▶ [Task directions]:
Give a verbatim copy of the lines below, minus the pictures.

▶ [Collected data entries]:
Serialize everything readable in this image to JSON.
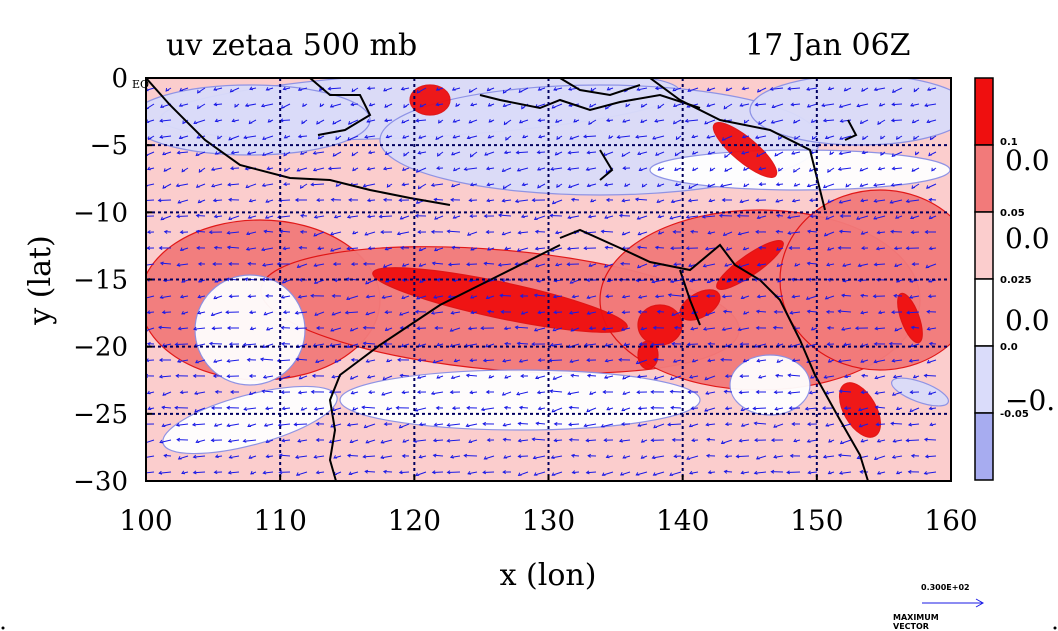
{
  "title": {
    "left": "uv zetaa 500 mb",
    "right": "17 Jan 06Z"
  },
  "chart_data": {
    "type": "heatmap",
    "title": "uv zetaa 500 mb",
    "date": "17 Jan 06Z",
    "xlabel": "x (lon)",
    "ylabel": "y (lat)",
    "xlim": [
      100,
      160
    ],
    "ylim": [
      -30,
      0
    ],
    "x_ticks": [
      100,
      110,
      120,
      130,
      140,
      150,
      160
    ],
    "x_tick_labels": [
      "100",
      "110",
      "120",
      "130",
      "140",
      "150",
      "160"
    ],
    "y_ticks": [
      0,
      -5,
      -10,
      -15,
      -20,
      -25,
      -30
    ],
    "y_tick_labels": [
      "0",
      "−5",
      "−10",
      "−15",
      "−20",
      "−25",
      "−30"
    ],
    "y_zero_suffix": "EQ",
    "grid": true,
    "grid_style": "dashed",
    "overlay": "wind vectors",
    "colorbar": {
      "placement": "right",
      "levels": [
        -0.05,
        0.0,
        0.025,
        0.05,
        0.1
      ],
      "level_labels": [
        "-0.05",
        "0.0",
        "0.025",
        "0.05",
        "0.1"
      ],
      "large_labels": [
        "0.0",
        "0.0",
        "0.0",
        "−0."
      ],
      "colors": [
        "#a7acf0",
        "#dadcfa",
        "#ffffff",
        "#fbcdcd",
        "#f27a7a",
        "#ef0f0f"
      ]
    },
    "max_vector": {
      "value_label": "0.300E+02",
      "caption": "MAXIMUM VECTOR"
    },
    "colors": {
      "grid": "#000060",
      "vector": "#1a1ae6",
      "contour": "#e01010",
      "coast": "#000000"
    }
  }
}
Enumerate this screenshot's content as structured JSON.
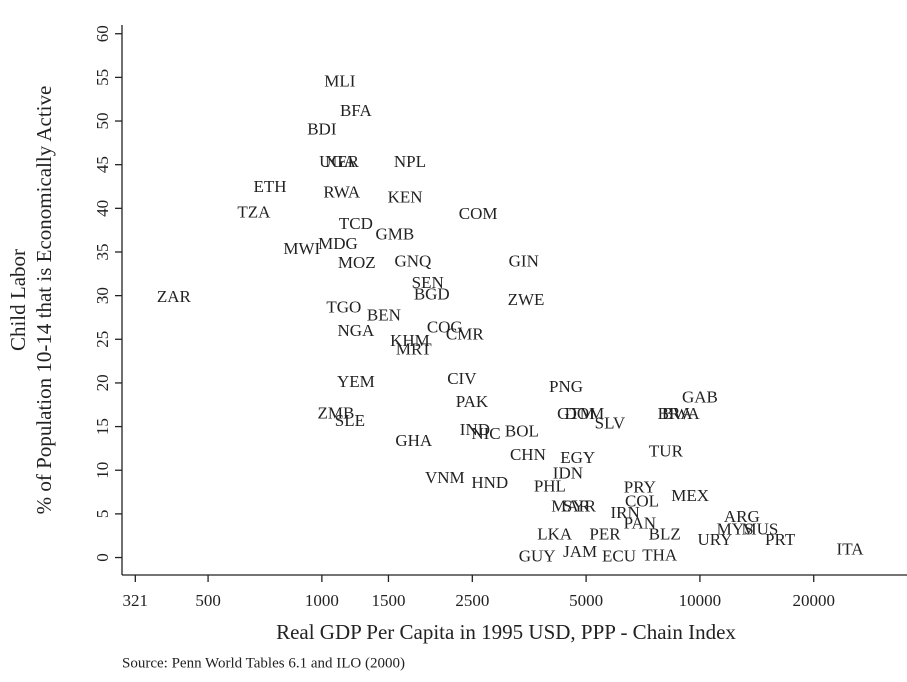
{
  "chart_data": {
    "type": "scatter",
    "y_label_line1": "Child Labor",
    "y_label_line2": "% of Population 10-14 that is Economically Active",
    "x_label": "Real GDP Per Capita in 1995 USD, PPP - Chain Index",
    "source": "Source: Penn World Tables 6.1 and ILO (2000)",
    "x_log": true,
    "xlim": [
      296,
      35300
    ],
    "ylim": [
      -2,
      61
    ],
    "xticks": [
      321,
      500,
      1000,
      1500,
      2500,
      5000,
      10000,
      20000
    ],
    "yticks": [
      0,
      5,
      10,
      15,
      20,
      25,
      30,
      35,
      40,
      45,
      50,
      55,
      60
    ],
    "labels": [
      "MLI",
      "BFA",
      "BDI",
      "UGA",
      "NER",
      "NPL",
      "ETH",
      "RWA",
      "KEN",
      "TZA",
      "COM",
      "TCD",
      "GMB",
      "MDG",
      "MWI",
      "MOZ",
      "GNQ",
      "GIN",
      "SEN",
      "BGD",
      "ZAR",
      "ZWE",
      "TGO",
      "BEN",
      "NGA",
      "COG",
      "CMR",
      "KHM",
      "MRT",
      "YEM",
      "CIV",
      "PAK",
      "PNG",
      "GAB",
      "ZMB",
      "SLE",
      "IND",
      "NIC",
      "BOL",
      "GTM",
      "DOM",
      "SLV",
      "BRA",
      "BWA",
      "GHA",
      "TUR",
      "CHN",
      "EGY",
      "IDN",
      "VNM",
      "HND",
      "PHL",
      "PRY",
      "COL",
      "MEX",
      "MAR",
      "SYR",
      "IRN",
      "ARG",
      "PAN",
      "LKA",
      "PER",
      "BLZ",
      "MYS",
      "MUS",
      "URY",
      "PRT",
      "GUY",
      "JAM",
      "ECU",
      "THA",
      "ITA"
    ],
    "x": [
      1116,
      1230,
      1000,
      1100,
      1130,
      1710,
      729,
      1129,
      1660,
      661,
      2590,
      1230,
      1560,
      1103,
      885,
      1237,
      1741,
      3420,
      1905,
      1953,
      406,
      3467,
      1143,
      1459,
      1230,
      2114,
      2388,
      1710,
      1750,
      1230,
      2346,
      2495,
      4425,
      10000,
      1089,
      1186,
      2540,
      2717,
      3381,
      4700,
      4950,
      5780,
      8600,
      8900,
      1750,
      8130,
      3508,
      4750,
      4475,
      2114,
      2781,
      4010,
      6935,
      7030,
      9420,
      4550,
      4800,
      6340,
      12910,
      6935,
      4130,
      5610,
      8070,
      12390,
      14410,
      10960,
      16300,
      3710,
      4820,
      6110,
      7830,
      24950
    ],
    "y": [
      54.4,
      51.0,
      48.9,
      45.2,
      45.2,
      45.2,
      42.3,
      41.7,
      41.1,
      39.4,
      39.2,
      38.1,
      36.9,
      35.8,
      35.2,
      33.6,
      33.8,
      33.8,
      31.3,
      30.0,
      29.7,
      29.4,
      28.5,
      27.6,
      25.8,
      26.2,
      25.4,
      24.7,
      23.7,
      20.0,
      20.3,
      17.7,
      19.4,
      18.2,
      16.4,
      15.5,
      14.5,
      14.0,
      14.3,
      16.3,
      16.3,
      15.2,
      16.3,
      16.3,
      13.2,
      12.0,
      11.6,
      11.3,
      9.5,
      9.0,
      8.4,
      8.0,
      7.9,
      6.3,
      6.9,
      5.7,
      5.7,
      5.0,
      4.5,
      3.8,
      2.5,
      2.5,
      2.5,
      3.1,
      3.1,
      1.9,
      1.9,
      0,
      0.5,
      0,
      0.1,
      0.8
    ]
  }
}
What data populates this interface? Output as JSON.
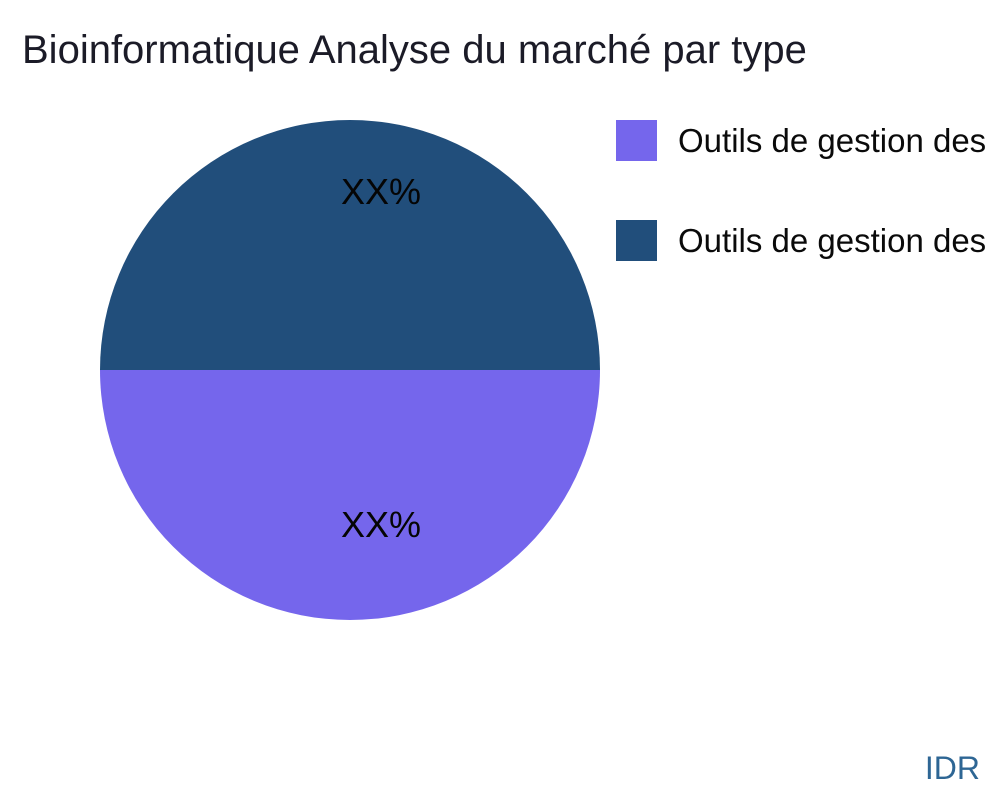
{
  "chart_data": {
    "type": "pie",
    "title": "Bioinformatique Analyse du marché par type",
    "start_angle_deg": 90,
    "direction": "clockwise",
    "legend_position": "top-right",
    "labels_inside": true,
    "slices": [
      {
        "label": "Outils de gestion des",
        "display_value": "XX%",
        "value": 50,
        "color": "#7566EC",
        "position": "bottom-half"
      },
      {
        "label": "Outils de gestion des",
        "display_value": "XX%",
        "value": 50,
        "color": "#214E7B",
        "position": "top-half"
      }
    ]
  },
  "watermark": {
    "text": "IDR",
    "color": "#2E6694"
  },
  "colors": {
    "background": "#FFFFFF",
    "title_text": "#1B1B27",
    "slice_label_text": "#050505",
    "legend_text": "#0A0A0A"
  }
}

▶ [Answer in full]:
Serialize everything readable in this image to JSON.
{
  "title": {
    "left": "uv zetaa 500 mb",
    "right": "17 Jan 06Z"
  },
  "chart_data": {
    "type": "heatmap",
    "title": "uv zetaa 500 mb",
    "date": "17 Jan 06Z",
    "xlabel": "x (lon)",
    "ylabel": "y (lat)",
    "xlim": [
      100,
      160
    ],
    "ylim": [
      -30,
      0
    ],
    "x_ticks": [
      100,
      110,
      120,
      130,
      140,
      150,
      160
    ],
    "x_tick_labels": [
      "100",
      "110",
      "120",
      "130",
      "140",
      "150",
      "160"
    ],
    "y_ticks": [
      0,
      -5,
      -10,
      -15,
      -20,
      -25,
      -30
    ],
    "y_tick_labels": [
      "0",
      "−5",
      "−10",
      "−15",
      "−20",
      "−25",
      "−30"
    ],
    "y_zero_suffix": "EQ",
    "grid": true,
    "grid_style": "dashed",
    "overlay": "wind vectors",
    "colorbar": {
      "placement": "right",
      "levels": [
        -0.05,
        0.0,
        0.025,
        0.05,
        0.1
      ],
      "level_labels": [
        "-0.05",
        "0.0",
        "0.025",
        "0.05",
        "0.1"
      ],
      "large_labels": [
        "0.0",
        "0.0",
        "0.0",
        "−0."
      ],
      "colors": [
        "#a7acf0",
        "#dadcfa",
        "#ffffff",
        "#fbcdcd",
        "#f27a7a",
        "#ef0f0f"
      ]
    },
    "max_vector": {
      "value_label": "0.300E+02",
      "caption": "MAXIMUM VECTOR"
    },
    "colors": {
      "grid": "#000060",
      "vector": "#1a1ae6",
      "contour": "#e01010",
      "coast": "#000000"
    }
  }
}
Enumerate this screenshot's content as structured JSON.
{
  "chart_data": {
    "type": "scatter",
    "y_label_line1": "Child Labor",
    "y_label_line2": "% of Population 10-14 that is Economically Active",
    "x_label": "Real GDP Per Capita in 1995 USD, PPP - Chain Index",
    "source": "Source: Penn World Tables 6.1 and ILO (2000)",
    "x_log": true,
    "xlim": [
      296,
      35300
    ],
    "ylim": [
      -2,
      61
    ],
    "xticks": [
      321,
      500,
      1000,
      1500,
      2500,
      5000,
      10000,
      20000
    ],
    "yticks": [
      0,
      5,
      10,
      15,
      20,
      25,
      30,
      35,
      40,
      45,
      50,
      55,
      60
    ],
    "labels": [
      "MLI",
      "BFA",
      "BDI",
      "UGA",
      "NER",
      "NPL",
      "ETH",
      "RWA",
      "KEN",
      "TZA",
      "COM",
      "TCD",
      "GMB",
      "MDG",
      "MWI",
      "MOZ",
      "GNQ",
      "GIN",
      "SEN",
      "BGD",
      "ZAR",
      "ZWE",
      "TGO",
      "BEN",
      "NGA",
      "COG",
      "CMR",
      "KHM",
      "MRT",
      "YEM",
      "CIV",
      "PAK",
      "PNG",
      "GAB",
      "ZMB",
      "SLE",
      "IND",
      "NIC",
      "BOL",
      "GTM",
      "DOM",
      "SLV",
      "BRA",
      "BWA",
      "GHA",
      "TUR",
      "CHN",
      "EGY",
      "IDN",
      "VNM",
      "HND",
      "PHL",
      "PRY",
      "COL",
      "MEX",
      "MAR",
      "SYR",
      "IRN",
      "ARG",
      "PAN",
      "LKA",
      "PER",
      "BLZ",
      "MYS",
      "MUS",
      "URY",
      "PRT",
      "GUY",
      "JAM",
      "ECU",
      "THA",
      "ITA"
    ],
    "x": [
      1116,
      1230,
      1000,
      1100,
      1130,
      1710,
      729,
      1129,
      1660,
      661,
      2590,
      1230,
      1560,
      1103,
      885,
      1237,
      1741,
      3420,
      1905,
      1953,
      406,
      3467,
      1143,
      1459,
      1230,
      2114,
      2388,
      1710,
      1750,
      1230,
      2346,
      2495,
      4425,
      10000,
      1089,
      1186,
      2540,
      2717,
      3381,
      4700,
      4950,
      5780,
      8600,
      8900,
      1750,
      8130,
      3508,
      4750,
      4475,
      2114,
      2781,
      4010,
      6935,
      7030,
      9420,
      4550,
      4800,
      6340,
      12910,
      6935,
      4130,
      5610,
      8070,
      12390,
      14410,
      10960,
      16300,
      3710,
      4820,
      6110,
      7830,
      24950
    ],
    "y": [
      54.4,
      51.0,
      48.9,
      45.2,
      45.2,
      45.2,
      42.3,
      41.7,
      41.1,
      39.4,
      39.2,
      38.1,
      36.9,
      35.8,
      35.2,
      33.6,
      33.8,
      33.8,
      31.3,
      30.0,
      29.7,
      29.4,
      28.5,
      27.6,
      25.8,
      26.2,
      25.4,
      24.7,
      23.7,
      20.0,
      20.3,
      17.7,
      19.4,
      18.2,
      16.4,
      15.5,
      14.5,
      14.0,
      14.3,
      16.3,
      16.3,
      15.2,
      16.3,
      16.3,
      13.2,
      12.0,
      11.6,
      11.3,
      9.5,
      9.0,
      8.4,
      8.0,
      7.9,
      6.3,
      6.9,
      5.7,
      5.7,
      5.0,
      4.5,
      3.8,
      2.5,
      2.5,
      2.5,
      3.1,
      3.1,
      1.9,
      1.9,
      0,
      0.5,
      0,
      0.1,
      0.8
    ]
  }
}
What data populates this interface? Output as JSON.
{
  "chart_data": {
    "type": "pie",
    "title": "Bioinformatique Analyse du marché par type",
    "start_angle_deg": 90,
    "direction": "clockwise",
    "legend_position": "top-right",
    "labels_inside": true,
    "slices": [
      {
        "label": "Outils de gestion des",
        "display_value": "XX%",
        "value": 50,
        "color": "#7566EC",
        "position": "bottom-half"
      },
      {
        "label": "Outils de gestion des",
        "display_value": "XX%",
        "value": 50,
        "color": "#214E7B",
        "position": "top-half"
      }
    ]
  },
  "watermark": {
    "text": "IDR",
    "color": "#2E6694"
  },
  "colors": {
    "background": "#FFFFFF",
    "title_text": "#1B1B27",
    "slice_label_text": "#050505",
    "legend_text": "#0A0A0A"
  }
}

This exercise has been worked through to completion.